• Short task
Output the full listing word for word.

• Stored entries
◆ ◆ ◆

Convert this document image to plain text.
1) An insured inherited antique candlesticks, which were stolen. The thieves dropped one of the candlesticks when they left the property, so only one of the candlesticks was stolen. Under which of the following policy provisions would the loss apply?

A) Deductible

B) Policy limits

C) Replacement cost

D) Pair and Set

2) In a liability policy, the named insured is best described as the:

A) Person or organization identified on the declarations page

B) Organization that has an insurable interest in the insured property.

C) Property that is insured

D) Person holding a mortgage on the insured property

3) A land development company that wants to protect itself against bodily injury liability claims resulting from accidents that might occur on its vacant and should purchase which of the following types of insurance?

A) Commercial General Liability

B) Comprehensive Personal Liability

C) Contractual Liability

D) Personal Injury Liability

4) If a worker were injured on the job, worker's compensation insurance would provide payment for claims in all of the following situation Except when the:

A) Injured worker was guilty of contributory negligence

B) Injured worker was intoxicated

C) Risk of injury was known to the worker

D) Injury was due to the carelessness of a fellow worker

◆ ◆ ◆

• Exercise response
Convert this document image to plain text.
1) An insured inherited antique candlesticks, which were stolen. The thieves dropped one of the candlesticks when they left the property, so only one of the candlesticks was stolen. Under which of the following policy provisions would the loss apply?

A) Deductible

B) Policy limits

C) Replacement cost

D) Pair and Set

2) In a liability policy, the named insured is best described as the:

A) Person or organization identified on the declarations page

B) Organization that has an insurable interest in the insured property.

C) Property that is insured

D) Person holding a mortgage on the insured property

3) A land development company that wants to protect itself against bodily injury liability claims resulting from accidents that might occur on its vacant and should purchase which of the following types of insurance?

A) Commercial General Liability

B) Comprehensive Personal Liability

C) Contractual Liability

D) Personal Injury Liability

4) If a worker were injured on the job, worker's compensation insurance would provide payment for claims in all of the following situation Except when the:

A) Injured worker was guilty of contributory negligence

B) Injured worker was intoxicated

C) Risk of injury was known to the worker

D) Injury was due to the carelessness of a fellow worker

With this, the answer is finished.